#### Entries taken from a collection
+-------+

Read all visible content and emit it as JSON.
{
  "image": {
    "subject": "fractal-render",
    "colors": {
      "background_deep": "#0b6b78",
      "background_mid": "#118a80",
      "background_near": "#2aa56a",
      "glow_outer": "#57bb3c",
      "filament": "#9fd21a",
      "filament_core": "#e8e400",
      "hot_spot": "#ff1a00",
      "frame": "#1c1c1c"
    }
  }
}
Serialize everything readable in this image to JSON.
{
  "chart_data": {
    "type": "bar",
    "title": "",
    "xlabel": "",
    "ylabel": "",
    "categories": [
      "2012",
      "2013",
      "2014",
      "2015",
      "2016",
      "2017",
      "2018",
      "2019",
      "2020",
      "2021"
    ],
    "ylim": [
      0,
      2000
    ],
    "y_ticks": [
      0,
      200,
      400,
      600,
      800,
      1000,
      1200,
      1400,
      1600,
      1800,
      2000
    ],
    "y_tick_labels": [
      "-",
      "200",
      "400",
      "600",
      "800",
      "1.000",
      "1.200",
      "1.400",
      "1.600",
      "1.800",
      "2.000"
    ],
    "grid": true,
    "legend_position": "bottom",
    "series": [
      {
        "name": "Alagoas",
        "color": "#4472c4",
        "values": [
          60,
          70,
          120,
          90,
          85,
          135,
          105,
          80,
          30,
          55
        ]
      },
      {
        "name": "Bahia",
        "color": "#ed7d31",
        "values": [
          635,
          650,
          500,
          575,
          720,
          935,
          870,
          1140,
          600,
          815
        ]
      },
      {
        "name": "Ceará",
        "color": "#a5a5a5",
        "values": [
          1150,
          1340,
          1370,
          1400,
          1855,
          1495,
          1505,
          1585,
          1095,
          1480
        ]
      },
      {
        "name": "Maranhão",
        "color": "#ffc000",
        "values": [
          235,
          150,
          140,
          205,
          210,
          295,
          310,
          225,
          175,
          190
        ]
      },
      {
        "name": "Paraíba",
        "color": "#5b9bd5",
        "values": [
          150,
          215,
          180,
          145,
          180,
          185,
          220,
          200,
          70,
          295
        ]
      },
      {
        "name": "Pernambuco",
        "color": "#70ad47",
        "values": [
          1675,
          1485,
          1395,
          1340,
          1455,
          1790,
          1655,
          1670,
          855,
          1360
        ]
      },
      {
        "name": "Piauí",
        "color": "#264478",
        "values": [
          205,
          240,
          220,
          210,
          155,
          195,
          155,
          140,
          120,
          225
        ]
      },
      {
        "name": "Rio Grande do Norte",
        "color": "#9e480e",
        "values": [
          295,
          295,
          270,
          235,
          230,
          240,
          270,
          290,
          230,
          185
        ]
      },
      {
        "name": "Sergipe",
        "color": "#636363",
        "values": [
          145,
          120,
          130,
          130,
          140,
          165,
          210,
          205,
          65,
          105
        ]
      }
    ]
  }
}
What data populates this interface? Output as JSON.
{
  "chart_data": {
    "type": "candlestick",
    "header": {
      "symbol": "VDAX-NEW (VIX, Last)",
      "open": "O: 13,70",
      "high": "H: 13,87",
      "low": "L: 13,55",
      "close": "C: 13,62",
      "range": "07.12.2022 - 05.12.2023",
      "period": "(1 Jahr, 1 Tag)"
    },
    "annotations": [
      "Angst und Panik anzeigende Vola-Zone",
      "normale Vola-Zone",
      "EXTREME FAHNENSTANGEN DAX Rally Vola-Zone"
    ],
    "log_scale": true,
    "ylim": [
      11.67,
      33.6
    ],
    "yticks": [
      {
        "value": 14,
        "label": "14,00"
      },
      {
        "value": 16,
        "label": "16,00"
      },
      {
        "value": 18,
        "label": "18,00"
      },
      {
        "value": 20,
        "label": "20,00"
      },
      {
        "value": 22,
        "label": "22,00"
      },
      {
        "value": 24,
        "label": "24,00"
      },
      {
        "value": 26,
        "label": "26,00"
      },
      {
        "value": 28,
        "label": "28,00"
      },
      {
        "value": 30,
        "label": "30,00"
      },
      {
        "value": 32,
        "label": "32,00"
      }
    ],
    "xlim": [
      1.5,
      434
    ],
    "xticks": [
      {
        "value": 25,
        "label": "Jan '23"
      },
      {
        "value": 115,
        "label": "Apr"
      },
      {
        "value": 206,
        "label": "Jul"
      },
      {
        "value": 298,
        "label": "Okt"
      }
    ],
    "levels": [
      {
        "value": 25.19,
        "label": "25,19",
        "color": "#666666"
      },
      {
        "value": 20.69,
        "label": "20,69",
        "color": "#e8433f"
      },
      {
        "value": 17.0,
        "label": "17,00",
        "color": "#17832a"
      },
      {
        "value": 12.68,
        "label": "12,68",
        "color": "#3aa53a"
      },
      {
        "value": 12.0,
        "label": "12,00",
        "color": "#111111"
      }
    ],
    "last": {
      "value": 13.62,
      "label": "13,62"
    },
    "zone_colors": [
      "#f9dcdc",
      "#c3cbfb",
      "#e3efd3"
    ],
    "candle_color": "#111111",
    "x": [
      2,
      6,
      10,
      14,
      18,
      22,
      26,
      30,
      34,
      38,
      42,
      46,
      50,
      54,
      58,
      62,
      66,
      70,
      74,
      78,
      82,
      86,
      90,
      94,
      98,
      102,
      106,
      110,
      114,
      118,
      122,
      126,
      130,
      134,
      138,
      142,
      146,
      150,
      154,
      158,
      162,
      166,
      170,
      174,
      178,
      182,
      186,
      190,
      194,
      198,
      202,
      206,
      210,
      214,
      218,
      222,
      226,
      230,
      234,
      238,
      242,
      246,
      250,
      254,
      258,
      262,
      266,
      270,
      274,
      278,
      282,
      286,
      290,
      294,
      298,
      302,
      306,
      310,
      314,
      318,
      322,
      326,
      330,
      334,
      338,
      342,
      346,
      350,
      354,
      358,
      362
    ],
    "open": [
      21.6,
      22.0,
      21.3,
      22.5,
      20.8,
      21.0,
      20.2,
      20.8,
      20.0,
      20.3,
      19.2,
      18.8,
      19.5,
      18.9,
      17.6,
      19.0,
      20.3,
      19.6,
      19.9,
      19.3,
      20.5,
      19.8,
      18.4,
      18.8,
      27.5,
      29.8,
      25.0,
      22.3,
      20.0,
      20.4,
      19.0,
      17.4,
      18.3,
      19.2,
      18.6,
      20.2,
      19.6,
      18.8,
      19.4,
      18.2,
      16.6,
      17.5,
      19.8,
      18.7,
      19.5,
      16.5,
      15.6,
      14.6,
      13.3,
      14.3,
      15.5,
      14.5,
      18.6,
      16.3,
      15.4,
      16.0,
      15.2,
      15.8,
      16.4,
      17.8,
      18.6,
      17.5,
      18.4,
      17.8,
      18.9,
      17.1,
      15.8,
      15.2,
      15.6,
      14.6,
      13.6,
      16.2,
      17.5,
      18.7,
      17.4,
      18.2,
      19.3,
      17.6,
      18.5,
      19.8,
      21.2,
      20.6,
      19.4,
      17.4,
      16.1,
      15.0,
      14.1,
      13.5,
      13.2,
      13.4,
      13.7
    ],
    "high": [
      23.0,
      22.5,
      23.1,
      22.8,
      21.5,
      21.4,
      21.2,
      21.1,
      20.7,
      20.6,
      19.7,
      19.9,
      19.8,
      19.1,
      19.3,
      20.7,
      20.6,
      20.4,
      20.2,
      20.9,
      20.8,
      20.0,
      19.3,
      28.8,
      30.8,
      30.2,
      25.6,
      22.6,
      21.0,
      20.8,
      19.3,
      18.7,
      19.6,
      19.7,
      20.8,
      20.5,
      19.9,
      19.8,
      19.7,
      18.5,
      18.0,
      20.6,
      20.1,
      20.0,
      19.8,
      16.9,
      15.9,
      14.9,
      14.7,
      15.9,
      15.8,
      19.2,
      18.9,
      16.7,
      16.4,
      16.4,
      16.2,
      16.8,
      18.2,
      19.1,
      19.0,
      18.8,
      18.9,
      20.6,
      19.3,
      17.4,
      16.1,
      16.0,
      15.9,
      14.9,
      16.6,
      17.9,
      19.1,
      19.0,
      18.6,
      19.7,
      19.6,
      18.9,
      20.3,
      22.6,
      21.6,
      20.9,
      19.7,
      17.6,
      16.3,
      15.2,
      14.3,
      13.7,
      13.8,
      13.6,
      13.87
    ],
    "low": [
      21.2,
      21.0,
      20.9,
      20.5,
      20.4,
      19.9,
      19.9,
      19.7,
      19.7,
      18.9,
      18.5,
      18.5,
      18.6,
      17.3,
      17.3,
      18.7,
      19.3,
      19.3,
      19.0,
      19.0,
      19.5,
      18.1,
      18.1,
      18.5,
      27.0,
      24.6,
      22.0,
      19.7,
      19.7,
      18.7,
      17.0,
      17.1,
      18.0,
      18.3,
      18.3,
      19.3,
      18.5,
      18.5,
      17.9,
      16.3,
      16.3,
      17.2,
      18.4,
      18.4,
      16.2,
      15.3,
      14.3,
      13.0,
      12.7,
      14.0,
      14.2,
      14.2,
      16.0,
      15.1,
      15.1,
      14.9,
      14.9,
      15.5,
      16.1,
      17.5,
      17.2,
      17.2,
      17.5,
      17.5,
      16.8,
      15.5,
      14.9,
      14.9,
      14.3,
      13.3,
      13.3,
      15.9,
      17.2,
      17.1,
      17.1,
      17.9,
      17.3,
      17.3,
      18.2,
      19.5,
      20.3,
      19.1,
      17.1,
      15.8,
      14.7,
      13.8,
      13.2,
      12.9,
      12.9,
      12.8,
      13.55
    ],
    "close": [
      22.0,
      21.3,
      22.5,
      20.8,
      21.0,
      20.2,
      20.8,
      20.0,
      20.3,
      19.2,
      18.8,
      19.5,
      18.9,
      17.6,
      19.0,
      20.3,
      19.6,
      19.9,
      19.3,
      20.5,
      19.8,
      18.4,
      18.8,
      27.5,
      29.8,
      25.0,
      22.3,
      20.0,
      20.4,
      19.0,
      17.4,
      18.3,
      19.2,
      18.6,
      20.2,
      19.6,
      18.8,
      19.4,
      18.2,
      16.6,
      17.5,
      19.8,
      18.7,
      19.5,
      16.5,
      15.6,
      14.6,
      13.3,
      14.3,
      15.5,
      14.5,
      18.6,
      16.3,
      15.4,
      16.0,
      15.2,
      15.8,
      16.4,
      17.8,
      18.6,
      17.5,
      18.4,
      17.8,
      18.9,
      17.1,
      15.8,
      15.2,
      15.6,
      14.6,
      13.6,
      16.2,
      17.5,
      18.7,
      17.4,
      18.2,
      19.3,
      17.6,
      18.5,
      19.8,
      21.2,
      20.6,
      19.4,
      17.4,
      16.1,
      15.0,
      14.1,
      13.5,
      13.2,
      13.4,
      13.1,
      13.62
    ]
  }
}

+-------+

#### Requirements
Copy each line that holds the word "image".

#### Exercise response
  "image": {
Serialize everything readable in this image to JSON.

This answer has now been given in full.